Give every entry again, word for word and in full.

EXERCISE INPUT:
-------

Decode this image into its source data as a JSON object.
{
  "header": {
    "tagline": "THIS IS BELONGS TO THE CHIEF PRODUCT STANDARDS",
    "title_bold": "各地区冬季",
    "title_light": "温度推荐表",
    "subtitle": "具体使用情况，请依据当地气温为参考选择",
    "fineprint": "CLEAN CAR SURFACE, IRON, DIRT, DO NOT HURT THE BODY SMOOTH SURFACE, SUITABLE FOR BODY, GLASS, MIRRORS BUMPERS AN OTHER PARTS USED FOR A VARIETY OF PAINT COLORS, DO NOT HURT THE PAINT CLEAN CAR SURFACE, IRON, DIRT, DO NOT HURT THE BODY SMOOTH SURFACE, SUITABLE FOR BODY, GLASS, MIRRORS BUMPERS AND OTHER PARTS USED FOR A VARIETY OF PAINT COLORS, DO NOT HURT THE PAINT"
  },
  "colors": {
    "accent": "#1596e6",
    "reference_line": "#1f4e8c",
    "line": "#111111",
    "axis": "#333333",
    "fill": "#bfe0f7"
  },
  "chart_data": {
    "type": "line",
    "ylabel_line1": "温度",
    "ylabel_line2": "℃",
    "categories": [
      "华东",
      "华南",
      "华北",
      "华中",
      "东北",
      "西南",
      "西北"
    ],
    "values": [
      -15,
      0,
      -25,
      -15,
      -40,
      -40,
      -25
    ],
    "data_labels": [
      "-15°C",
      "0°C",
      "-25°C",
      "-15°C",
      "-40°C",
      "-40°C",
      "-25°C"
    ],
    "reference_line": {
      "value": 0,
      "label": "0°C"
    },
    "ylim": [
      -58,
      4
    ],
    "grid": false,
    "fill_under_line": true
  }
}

-------

FINISHED ANSWER:
Decode this image into its source data as a JSON object.
{
  "header": {
    "tagline": "THIS IS BELONGS TO THE CHIEF PRODUCT STANDARDS",
    "title_bold": "各地区冬季",
    "title_light": "温度推荐表",
    "subtitle": "具体使用情况，请依据当地气温为参考选择",
    "fineprint": "CLEAN CAR SURFACE, IRON, DIRT, DO NOT HURT THE BODY SMOOTH SURFACE, SUITABLE FOR BODY, GLASS, MIRRORS BUMPERS AN OTHER PARTS USED FOR A VARIETY OF PAINT COLORS, DO NOT HURT THE PAINT CLEAN CAR SURFACE, IRON, DIRT, DO NOT HURT THE BODY SMOOTH SURFACE, SUITABLE FOR BODY, GLASS, MIRRORS BUMPERS AND OTHER PARTS USED FOR A VARIETY OF PAINT COLORS, DO NOT HURT THE PAINT"
  },
  "colors": {
    "accent": "#1596e6",
    "reference_line": "#1f4e8c",
    "line": "#111111",
    "axis": "#333333",
    "fill": "#bfe0f7"
  },
  "chart_data": {
    "type": "line",
    "ylabel_line1": "温度",
    "ylabel_line2": "℃",
    "categories": [
      "华东",
      "华南",
      "华北",
      "华中",
      "东北",
      "西南",
      "西北"
    ],
    "values": [
      -15,
      0,
      -25,
      -15,
      -40,
      -40,
      -25
    ],
    "data_labels": [
      "-15°C",
      "0°C",
      "-25°C",
      "-15°C",
      "-40°C",
      "-40°C",
      "-25°C"
    ],
    "reference_line": {
      "value": 0,
      "label": "0°C"
    },
    "ylim": [
      -58,
      4
    ],
    "grid": false,
    "fill_under_line": true
  }
}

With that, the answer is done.